Thanks Dom. I'd LOVE to have double the visitors I have now!!

Returning bought products (online) is rather a hassle, and I don't want my name to become "mud" with online retailers.

Yes, in a sense many of my posts are expansions of features and such that are discussed in other posts. It's just my "well" of related topics is running dry! I've always posted about once a week, but there comes a time when unless I expand on the niche to cover other types of products, all my ideas are re-treads of topics already covered. The website is http://lightsngear.com

Thanks Dom, very useful information!

No worries Colm!

This is so spot on, it's good to know I'm not the only one looking at plateaus. After nearly 6 months at WA I am just starting to feel settled into the long haul, this is going to take time. I think one of my sites is around stage 4, getting some page 1 rankings, etc. etc. Thanks for the great info.
Craig

BTW the 15 reasons ('this one' extra reading link above) is really worth going through if you are not seeing the results you want.

The stages are flexibile and sometimes you get some mini stages in between, so don't worry if you can't quite place your site into that model. You seem to get the point though, think long-haul and keep going.

Like Tank on the Matrix, thanks for the upload dude

Did your eyes flutter while you processed it?

Thank you for helping me with my plateau blues! Wow....really well written. It feels like an experienced friend just said, hey here's a healthy dose of reality and everything is OK. No worries, just keep on going forward.

Ah glad I could help :)

Pure awesomeness Dom, both the content and the style of writing :)

Cheers, I enjoyed it!

Woo-hoo! Copying this to my WA doc file.....great info, thanks, Dom.

Must be an interesting file!

Getting bigger and bigger.

Quite the most helpful and inspiring post I have read in quite some time anywhere. In fact it is absolutely brilliant.

There are very few posts with explanations about these stages, what to do and why they happen. Perhaps more importantly not to get yourself down when it does.

It is all very well reading motivational thread after motivational thread when nothing is happening in your website world and there is no explanation for it - but they don't help.

Here we have an easy to follow explanation of some of the simple things but very real issues we meet that are rarely explained properly by anybody, if all all. Cheers Dom, very much appreciated.

## Work instruction 1
In the comment thread, how long had Craig been at WA?
## Work instruction 2
Write out everything in the comment thread from "The stages are" down to "of writing :)", and put "Morpheus" in place of "Tank".

## Source data
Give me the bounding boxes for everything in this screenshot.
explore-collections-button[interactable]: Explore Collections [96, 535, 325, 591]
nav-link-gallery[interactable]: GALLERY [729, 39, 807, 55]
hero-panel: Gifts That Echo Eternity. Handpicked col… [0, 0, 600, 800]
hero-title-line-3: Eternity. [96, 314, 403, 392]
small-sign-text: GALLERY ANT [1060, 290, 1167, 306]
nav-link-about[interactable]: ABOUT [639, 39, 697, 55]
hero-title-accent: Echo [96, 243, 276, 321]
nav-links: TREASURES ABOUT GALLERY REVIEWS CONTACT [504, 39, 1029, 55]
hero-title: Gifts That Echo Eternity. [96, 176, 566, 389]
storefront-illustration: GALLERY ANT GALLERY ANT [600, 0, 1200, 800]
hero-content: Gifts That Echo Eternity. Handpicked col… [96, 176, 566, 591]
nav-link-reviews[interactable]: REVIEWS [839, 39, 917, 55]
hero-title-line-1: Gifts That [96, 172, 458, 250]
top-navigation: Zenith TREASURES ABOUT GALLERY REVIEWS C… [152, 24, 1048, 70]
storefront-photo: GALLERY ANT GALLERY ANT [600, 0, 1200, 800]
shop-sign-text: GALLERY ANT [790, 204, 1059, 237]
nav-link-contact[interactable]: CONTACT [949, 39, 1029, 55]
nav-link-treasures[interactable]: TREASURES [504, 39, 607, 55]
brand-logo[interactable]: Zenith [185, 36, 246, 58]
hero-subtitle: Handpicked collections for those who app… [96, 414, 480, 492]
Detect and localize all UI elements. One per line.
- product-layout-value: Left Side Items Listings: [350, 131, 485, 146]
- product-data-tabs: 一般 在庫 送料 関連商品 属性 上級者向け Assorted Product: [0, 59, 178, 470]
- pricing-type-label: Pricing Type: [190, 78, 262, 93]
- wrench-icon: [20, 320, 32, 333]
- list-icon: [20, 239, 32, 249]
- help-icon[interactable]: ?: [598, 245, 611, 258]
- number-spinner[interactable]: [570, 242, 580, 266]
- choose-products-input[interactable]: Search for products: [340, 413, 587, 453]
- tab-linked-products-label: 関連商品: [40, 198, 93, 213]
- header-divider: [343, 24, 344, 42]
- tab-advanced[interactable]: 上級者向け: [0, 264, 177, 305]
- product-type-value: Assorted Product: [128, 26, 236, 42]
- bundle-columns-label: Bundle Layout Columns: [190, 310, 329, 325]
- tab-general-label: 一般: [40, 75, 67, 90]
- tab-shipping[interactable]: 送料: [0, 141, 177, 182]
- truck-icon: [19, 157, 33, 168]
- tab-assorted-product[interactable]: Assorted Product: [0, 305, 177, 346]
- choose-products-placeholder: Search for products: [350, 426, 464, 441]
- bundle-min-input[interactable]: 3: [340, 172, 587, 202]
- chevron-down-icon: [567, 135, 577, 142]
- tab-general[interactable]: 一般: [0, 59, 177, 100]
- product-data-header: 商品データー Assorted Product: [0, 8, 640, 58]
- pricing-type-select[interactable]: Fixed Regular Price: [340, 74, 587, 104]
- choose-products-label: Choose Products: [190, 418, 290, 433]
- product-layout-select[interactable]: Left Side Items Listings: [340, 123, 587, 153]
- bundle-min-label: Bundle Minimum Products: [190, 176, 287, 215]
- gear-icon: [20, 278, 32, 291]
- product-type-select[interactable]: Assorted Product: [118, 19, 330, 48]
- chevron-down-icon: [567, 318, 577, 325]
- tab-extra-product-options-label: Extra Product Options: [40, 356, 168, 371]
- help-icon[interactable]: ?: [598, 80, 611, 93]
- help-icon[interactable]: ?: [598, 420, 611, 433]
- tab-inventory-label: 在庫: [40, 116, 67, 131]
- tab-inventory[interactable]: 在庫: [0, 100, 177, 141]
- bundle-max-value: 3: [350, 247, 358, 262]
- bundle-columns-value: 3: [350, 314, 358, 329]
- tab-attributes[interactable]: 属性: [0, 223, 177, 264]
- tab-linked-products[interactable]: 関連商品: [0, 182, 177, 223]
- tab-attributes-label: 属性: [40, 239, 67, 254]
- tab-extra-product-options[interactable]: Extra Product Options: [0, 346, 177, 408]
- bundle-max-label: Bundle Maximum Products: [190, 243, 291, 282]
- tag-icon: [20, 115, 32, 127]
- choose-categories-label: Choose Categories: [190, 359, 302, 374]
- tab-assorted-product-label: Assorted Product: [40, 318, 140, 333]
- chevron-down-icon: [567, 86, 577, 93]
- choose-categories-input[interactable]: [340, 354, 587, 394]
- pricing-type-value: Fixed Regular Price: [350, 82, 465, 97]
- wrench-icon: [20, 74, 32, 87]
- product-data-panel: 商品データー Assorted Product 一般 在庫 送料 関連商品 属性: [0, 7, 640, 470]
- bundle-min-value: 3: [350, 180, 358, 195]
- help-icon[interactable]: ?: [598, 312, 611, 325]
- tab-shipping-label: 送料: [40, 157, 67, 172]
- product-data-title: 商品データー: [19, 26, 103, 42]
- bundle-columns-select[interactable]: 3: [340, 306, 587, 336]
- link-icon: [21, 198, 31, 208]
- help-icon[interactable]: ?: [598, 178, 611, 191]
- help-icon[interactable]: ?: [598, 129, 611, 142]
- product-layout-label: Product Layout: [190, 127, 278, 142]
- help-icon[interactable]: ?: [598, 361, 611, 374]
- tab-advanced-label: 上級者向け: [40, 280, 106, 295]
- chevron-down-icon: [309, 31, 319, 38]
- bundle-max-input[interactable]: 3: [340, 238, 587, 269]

## Task solution 1
Nearly 6 months.

## Task solution 2
The stages are flexibile and sometimes you get some mini stages in between, so don't worry if you can't quite place your site into that model. You seem to get the point though, think long-haul and keep going.

Like Morpheus on the Matrix, thanks for the upload dude

Did your eyes flutter while you processed it?

Thank you for helping me with my plateau blues! Wow....really well written. It feels like an experienced friend just said, hey here's a healthy dose of reality and everything is OK. No worries, just keep on going forward.

Ah glad I could help :)

Pure awesomeness Dom, both the content and the style of writing :)